◆ Extracted material ◆
---*---

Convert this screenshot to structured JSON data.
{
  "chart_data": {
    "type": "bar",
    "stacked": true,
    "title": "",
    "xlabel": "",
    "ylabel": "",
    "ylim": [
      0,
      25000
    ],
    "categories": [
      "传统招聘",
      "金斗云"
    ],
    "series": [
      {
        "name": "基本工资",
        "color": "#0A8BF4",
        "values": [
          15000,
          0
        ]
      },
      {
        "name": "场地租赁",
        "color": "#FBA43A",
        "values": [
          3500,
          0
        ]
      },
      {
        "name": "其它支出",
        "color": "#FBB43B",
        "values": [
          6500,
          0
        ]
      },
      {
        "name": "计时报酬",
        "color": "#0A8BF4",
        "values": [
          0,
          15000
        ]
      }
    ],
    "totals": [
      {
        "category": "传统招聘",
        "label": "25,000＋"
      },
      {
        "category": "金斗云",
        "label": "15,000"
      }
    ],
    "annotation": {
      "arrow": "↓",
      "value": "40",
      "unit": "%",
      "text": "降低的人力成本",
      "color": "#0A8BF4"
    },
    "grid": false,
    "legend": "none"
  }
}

---*---

◆ Aim ◆
Write out the listing once more, matching it exactly.

◆ Solution to the exercise ◆
Convert this screenshot to structured JSON data.
{
  "chart_data": {
    "type": "bar",
    "stacked": true,
    "title": "",
    "xlabel": "",
    "ylabel": "",
    "ylim": [
      0,
      25000
    ],
    "categories": [
      "传统招聘",
      "金斗云"
    ],
    "series": [
      {
        "name": "基本工资",
        "color": "#0A8BF4",
        "values": [
          15000,
          0
        ]
      },
      {
        "name": "场地租赁",
        "color": "#FBA43A",
        "values": [
          3500,
          0
        ]
      },
      {
        "name": "其它支出",
        "color": "#FBB43B",
        "values": [
          6500,
          0
        ]
      },
      {
        "name": "计时报酬",
        "color": "#0A8BF4",
        "values": [
          0,
          15000
        ]
      }
    ],
    "totals": [
      {
        "category": "传统招聘",
        "label": "25,000＋"
      },
      {
        "category": "金斗云",
        "label": "15,000"
      }
    ],
    "annotation": {
      "arrow": "↓",
      "value": "40",
      "unit": "%",
      "text": "降低的人力成本",
      "color": "#0A8BF4"
    },
    "grid": false,
    "legend": "none"
  }
}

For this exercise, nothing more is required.